## Entries with figure data
------------------------
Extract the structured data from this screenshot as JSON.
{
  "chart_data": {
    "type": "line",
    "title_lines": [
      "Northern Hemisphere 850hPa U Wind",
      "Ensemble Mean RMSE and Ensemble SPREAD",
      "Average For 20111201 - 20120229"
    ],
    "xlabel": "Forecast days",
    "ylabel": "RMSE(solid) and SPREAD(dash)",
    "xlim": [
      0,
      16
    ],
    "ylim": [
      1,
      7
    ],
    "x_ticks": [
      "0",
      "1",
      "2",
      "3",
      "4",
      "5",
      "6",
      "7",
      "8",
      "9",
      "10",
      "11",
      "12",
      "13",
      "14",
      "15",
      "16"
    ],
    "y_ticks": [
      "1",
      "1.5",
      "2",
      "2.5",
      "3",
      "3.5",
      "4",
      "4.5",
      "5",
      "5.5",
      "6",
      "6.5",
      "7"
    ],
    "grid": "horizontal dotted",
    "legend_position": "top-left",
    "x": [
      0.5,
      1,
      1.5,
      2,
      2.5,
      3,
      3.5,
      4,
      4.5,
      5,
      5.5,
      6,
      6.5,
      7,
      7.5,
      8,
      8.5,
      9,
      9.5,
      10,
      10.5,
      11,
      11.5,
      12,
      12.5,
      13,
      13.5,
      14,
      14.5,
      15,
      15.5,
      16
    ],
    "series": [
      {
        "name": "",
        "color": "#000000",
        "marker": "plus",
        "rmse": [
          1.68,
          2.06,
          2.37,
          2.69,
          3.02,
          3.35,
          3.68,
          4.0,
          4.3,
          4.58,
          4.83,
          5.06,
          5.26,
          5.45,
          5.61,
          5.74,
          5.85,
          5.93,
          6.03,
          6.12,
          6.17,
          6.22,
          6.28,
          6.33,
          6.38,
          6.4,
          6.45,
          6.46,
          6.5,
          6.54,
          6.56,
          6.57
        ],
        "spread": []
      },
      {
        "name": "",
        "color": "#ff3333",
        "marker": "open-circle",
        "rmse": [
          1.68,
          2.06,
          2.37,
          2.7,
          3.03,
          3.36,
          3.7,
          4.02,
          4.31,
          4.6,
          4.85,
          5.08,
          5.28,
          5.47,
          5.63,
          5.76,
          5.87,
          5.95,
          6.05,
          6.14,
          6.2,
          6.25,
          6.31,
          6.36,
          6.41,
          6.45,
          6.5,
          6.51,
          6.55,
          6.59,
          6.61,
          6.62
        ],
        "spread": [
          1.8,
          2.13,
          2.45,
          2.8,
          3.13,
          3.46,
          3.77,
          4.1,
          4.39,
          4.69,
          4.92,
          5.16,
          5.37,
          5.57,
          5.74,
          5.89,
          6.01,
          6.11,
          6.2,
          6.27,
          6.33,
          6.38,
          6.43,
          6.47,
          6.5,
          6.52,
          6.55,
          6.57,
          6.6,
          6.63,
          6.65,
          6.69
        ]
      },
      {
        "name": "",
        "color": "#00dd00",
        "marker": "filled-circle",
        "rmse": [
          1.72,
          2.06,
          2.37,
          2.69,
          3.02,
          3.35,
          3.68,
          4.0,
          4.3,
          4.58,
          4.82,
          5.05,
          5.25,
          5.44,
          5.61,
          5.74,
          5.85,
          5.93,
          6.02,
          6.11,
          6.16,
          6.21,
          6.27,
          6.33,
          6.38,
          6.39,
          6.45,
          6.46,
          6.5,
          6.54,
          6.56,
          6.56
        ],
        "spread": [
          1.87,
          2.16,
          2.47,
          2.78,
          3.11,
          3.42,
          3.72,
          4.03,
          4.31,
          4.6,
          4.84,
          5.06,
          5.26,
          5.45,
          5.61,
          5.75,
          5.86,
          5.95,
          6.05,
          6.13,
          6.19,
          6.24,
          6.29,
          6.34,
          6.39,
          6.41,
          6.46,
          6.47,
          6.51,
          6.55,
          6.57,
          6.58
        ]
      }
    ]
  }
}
------------------------
Write all of the records out again exactly.

Extract the structured data from this screenshot as JSON.
{
  "chart_data": {
    "type": "line",
    "title_lines": [
      "Northern Hemisphere 850hPa U Wind",
      "Ensemble Mean RMSE and Ensemble SPREAD",
      "Average For 20111201 - 20120229"
    ],
    "xlabel": "Forecast days",
    "ylabel": "RMSE(solid) and SPREAD(dash)",
    "xlim": [
      0,
      16
    ],
    "ylim": [
      1,
      7
    ],
    "x_ticks": [
      "0",
      "1",
      "2",
      "3",
      "4",
      "5",
      "6",
      "7",
      "8",
      "9",
      "10",
      "11",
      "12",
      "13",
      "14",
      "15",
      "16"
    ],
    "y_ticks": [
      "1",
      "1.5",
      "2",
      "2.5",
      "3",
      "3.5",
      "4",
      "4.5",
      "5",
      "5.5",
      "6",
      "6.5",
      "7"
    ],
    "grid": "horizontal dotted",
    "legend_position": "top-left",
    "x": [
      0.5,
      1,
      1.5,
      2,
      2.5,
      3,
      3.5,
      4,
      4.5,
      5,
      5.5,
      6,
      6.5,
      7,
      7.5,
      8,
      8.5,
      9,
      9.5,
      10,
      10.5,
      11,
      11.5,
      12,
      12.5,
      13,
      13.5,
      14,
      14.5,
      15,
      15.5,
      16
    ],
    "series": [
      {
        "name": "",
        "color": "#000000",
        "marker": "plus",
        "rmse": [
          1.68,
          2.06,
          2.37,
          2.69,
          3.02,
          3.35,
          3.68,
          4.0,
          4.3,
          4.58,
          4.83,
          5.06,
          5.26,
          5.45,
          5.61,
          5.74,
          5.85,
          5.93,
          6.03,
          6.12,
          6.17,
          6.22,
          6.28,
          6.33,
          6.38,
          6.4,
          6.45,
          6.46,
          6.5,
          6.54,
          6.56,
          6.57
        ],
        "spread": []
      },
      {
        "name": "",
        "color": "#ff3333",
        "marker": "open-circle",
        "rmse": [
          1.68,
          2.06,
          2.37,
          2.7,
          3.03,
          3.36,
          3.7,
          4.02,
          4.31,
          4.6,
          4.85,
          5.08,
          5.28,
          5.47,
          5.63,
          5.76,
          5.87,
          5.95,
          6.05,
          6.14,
          6.2,
          6.25,
          6.31,
          6.36,
          6.41,
          6.45,
          6.5,
          6.51,
          6.55,
          6.59,
          6.61,
          6.62
        ],
        "spread": [
          1.8,
          2.13,
          2.45,
          2.8,
          3.13,
          3.46,
          3.77,
          4.1,
          4.39,
          4.69,
          4.92,
          5.16,
          5.37,
          5.57,
          5.74,
          5.89,
          6.01,
          6.11,
          6.2,
          6.27,
          6.33,
          6.38,
          6.43,
          6.47,
          6.5,
          6.52,
          6.55,
          6.57,
          6.6,
          6.63,
          6.65,
          6.69
        ]
      },
      {
        "name": "",
        "color": "#00dd00",
        "marker": "filled-circle",
        "rmse": [
          1.72,
          2.06,
          2.37,
          2.69,
          3.02,
          3.35,
          3.68,
          4.0,
          4.3,
          4.58,
          4.82,
          5.05,
          5.25,
          5.44,
          5.61,
          5.74,
          5.85,
          5.93,
          6.02,
          6.11,
          6.16,
          6.21,
          6.27,
          6.33,
          6.38,
          6.39,
          6.45,
          6.46,
          6.5,
          6.54,
          6.56,
          6.56
        ],
        "spread": [
          1.87,
          2.16,
          2.47,
          2.78,
          3.11,
          3.42,
          3.72,
          4.03,
          4.31,
          4.6,
          4.84,
          5.06,
          5.26,
          5.45,
          5.61,
          5.75,
          5.86,
          5.95,
          6.05,
          6.13,
          6.19,
          6.24,
          6.29,
          6.34,
          6.39,
          6.41,
          6.46,
          6.47,
          6.51,
          6.55,
          6.57,
          6.58
        ]
      }
    ]
  }
}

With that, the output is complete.